*Directive*
Check every line for the word "content" and give the number of lines where it occurs, nothing else.

[Stored dataset items]
↓↓↓

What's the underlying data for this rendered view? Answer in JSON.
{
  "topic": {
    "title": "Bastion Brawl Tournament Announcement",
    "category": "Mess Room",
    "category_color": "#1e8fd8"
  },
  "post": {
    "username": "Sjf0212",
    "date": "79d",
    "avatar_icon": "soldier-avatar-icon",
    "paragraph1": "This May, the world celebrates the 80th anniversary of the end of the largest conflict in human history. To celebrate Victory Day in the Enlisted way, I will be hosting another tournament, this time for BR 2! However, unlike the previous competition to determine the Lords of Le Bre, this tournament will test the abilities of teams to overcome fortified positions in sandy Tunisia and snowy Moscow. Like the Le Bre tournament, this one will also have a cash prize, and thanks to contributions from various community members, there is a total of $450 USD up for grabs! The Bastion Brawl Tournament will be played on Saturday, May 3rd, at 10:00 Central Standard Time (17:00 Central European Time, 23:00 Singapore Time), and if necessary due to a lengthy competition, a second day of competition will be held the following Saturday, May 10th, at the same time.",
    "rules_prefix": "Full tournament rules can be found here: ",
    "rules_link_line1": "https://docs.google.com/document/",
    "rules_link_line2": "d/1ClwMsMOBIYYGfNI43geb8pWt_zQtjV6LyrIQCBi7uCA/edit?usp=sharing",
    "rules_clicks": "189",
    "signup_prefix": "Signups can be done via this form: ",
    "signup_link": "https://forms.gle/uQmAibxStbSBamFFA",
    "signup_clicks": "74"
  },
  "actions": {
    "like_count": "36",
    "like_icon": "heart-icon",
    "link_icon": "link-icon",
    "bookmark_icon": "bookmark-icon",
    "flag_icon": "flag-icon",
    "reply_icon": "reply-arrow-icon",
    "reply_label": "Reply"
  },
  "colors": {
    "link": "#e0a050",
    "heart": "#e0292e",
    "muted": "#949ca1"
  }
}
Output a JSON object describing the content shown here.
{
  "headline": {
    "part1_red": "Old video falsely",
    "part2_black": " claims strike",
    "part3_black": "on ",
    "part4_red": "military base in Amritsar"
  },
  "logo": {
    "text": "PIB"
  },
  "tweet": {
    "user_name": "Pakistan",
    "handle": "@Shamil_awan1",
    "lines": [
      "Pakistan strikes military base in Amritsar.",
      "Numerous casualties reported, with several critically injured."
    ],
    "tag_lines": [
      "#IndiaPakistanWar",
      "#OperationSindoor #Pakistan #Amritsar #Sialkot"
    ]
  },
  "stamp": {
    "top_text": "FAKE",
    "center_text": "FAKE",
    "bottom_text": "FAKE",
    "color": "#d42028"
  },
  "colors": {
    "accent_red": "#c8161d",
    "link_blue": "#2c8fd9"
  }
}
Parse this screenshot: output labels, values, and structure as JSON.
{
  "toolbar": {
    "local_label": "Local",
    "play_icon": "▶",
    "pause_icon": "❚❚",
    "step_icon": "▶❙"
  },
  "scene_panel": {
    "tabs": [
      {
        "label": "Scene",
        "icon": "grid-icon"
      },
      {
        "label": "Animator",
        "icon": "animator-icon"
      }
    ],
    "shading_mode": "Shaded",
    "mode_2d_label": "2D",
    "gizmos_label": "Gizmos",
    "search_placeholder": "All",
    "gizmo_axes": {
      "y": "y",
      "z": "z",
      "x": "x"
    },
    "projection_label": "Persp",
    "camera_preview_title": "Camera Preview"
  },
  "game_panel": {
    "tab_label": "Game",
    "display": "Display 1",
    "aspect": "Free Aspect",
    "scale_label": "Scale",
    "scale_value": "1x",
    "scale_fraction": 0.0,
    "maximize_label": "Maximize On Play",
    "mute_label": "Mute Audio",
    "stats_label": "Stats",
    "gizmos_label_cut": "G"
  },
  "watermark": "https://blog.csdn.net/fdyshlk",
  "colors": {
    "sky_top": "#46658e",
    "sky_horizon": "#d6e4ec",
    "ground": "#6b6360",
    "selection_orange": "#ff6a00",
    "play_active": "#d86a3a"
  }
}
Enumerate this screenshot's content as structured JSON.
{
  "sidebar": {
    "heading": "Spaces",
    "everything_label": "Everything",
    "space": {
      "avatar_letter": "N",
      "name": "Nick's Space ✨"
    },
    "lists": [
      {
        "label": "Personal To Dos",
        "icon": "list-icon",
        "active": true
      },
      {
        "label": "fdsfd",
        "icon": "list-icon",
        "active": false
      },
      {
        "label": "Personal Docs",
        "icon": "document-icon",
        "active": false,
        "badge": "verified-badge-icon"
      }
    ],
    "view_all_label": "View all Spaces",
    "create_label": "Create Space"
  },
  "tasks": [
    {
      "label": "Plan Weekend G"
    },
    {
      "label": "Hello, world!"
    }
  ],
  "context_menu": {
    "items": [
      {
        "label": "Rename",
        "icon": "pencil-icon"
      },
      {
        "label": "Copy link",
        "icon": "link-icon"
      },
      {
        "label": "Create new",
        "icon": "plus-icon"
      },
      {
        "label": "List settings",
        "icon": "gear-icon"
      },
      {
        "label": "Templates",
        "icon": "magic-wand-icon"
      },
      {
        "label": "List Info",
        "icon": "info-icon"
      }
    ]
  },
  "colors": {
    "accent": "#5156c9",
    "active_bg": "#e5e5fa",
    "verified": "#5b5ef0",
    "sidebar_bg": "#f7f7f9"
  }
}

↑↑↑

*Exercise result*
2